* **Challenge**
What is the number of lines holding the word "Public"? Write that number and nothing else.
# Start of Exercise input
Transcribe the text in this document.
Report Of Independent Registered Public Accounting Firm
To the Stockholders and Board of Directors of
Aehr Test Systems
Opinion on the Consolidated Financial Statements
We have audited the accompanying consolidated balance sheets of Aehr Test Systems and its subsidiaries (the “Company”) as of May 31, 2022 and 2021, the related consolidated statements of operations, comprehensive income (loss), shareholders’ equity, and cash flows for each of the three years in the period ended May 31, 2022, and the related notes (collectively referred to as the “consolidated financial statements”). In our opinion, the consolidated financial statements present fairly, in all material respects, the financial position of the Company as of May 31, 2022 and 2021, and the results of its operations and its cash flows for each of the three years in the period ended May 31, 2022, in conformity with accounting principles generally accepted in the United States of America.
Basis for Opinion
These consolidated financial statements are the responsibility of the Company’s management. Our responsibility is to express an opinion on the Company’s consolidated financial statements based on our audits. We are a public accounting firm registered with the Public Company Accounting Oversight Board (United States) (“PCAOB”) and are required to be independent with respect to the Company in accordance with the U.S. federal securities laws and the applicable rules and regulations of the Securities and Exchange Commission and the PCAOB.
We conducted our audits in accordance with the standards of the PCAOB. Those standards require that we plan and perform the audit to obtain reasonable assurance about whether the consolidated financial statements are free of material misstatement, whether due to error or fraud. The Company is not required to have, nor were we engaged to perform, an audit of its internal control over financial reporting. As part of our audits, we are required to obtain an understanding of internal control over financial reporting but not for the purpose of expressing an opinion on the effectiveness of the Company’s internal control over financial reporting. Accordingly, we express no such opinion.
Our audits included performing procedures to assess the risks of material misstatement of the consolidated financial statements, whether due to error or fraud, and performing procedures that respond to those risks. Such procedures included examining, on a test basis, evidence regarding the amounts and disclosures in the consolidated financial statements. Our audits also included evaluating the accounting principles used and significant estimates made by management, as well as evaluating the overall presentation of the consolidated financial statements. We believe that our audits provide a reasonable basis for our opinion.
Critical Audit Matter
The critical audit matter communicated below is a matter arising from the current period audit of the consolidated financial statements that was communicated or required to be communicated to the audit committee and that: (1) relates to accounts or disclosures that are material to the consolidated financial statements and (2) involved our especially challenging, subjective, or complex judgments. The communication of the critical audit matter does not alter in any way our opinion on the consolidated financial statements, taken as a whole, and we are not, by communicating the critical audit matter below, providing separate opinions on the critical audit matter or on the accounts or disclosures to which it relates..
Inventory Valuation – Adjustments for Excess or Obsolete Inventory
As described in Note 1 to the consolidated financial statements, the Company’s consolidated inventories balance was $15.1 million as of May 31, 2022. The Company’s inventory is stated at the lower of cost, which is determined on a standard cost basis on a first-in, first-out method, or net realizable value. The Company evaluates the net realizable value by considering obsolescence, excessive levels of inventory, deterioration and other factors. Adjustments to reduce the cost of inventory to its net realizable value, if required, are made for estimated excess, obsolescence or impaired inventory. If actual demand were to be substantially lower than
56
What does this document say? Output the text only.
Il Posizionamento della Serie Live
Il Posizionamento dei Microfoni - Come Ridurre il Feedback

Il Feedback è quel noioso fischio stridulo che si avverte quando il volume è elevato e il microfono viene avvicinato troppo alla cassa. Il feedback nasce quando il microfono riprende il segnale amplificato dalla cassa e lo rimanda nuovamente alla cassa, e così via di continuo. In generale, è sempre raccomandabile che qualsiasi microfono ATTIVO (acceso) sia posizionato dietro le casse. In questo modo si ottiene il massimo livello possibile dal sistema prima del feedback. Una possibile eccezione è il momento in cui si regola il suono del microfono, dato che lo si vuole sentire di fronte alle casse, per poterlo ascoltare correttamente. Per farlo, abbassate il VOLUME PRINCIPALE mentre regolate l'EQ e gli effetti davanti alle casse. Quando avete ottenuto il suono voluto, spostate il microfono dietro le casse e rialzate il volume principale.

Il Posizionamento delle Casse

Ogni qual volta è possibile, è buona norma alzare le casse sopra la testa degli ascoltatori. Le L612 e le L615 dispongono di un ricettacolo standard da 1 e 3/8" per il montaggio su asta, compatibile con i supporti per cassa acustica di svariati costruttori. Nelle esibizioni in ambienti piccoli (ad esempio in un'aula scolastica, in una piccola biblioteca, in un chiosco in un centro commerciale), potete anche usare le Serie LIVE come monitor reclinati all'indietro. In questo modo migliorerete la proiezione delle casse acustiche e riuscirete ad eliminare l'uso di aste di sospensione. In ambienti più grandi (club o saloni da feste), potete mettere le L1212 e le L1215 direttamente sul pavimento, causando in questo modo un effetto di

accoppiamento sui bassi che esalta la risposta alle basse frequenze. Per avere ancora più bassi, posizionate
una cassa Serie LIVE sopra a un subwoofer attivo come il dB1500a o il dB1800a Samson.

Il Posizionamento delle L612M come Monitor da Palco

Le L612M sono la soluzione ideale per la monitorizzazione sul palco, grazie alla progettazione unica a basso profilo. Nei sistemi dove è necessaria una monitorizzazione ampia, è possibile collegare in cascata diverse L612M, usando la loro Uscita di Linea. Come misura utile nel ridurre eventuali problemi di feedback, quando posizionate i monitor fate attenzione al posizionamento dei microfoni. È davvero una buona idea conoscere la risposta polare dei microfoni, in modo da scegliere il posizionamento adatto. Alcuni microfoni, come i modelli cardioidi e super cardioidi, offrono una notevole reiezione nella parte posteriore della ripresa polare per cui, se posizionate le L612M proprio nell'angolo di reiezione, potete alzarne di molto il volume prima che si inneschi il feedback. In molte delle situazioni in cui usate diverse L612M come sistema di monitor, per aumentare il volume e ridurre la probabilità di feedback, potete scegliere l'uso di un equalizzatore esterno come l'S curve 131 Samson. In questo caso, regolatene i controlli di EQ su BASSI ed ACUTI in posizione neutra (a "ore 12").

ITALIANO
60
# End of Exercise input
* **Written response**
2